• **Given request**
Exactly as written, retype the listing below, omitting the pictures.

• **Material shown**
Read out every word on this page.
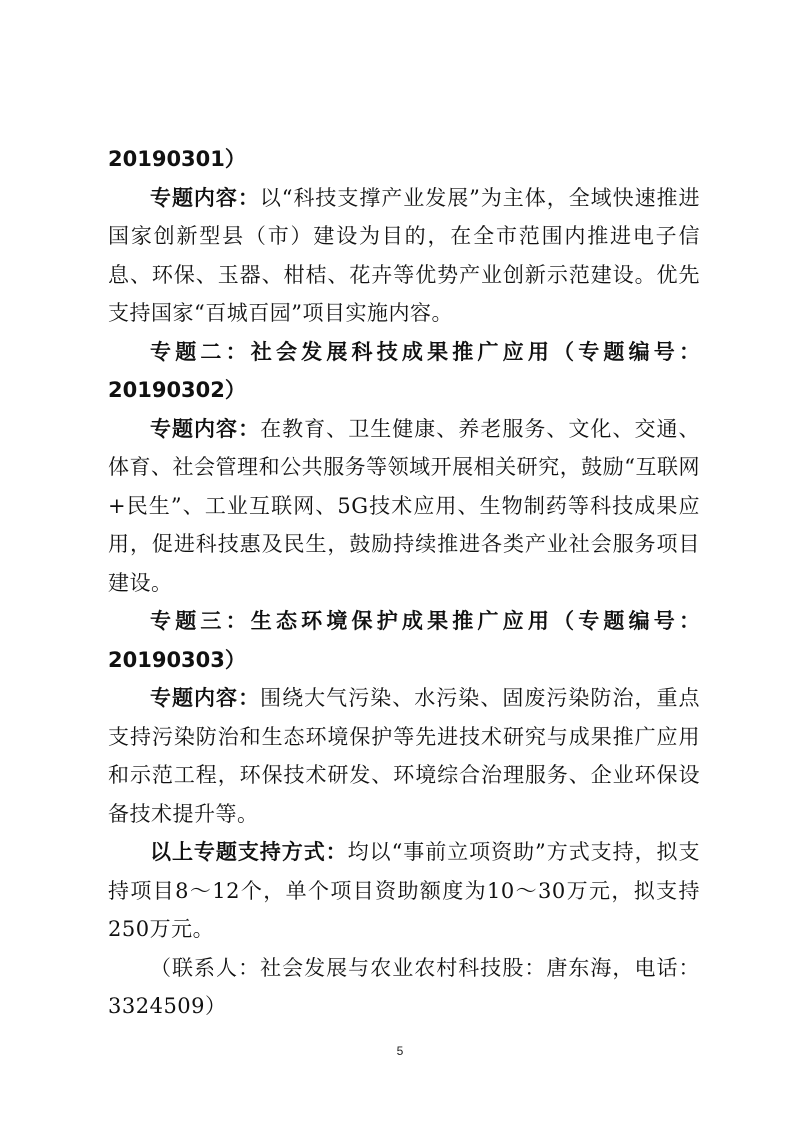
20190301）

专题内容：以“科技支撑产业发展”为主体，全域快速推进国家创新型县（市）建设为目的，在全市范围内推进电子信息、环保、玉器、柑桔、花卉等优势产业创新示范建设。优先支持国家“百城百园”项目实施内容。

专题二：社会发展科技成果推广应用（专题编号：20190302）

专题内容：在教育、卫生健康、养老服务、文化、交通、体育、社会管理和公共服务等领域开展相关研究，鼓励“互联网+民生”、工业互联网、5G技术应用、生物制药等科技成果应用，促进科技惠及民生，鼓励持续推进各类产业社会服务项目建设。

专题三：生态环境保护成果推广应用（专题编号：20190303）

专题内容：围绕大气污染、水污染、固废污染防治，重点支持污染防治和生态环境保护等先进技术研究与成果推广应用和示范工程，环保技术研发、环境综合治理服务、企业环保设备技术提升等。

以上专题支持方式：均以“事前立项资助”方式支持，拟支持项目8～12个，单个项目资助额度为10～30万元，拟支持250万元。

（联系人：社会发展与农业农村科技股：唐东海，电话：3324509）

5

• **Task answer**
Read out every word on this page.
20190301）

专题内容：以“科技支撑产业发展”为主体，全域快速推进国家创新型县（市）建设为目的，在全市范围内推进电子信息、环保、玉器、柑桔、花卉等优势产业创新示范建设。优先支持国家“百城百园”项目实施内容。

专题二：社会发展科技成果推广应用（专题编号：20190302）

专题内容：在教育、卫生健康、养老服务、文化、交通、体育、社会管理和公共服务等领域开展相关研究，鼓励“互联网+民生”、工业互联网、5G技术应用、生物制药等科技成果应用，促进科技惠及民生，鼓励持续推进各类产业社会服务项目建设。

专题三：生态环境保护成果推广应用（专题编号：20190303）

专题内容：围绕大气污染、水污染、固废污染防治，重点支持污染防治和生态环境保护等先进技术研究与成果推广应用和示范工程，环保技术研发、环境综合治理服务、企业环保设备技术提升等。

以上专题支持方式：均以“事前立项资助”方式支持，拟支持项目8～12个，单个项目资助额度为10～30万元，拟支持250万元。

（联系人：社会发展与农业农村科技股：唐东海，电话：3324509）

5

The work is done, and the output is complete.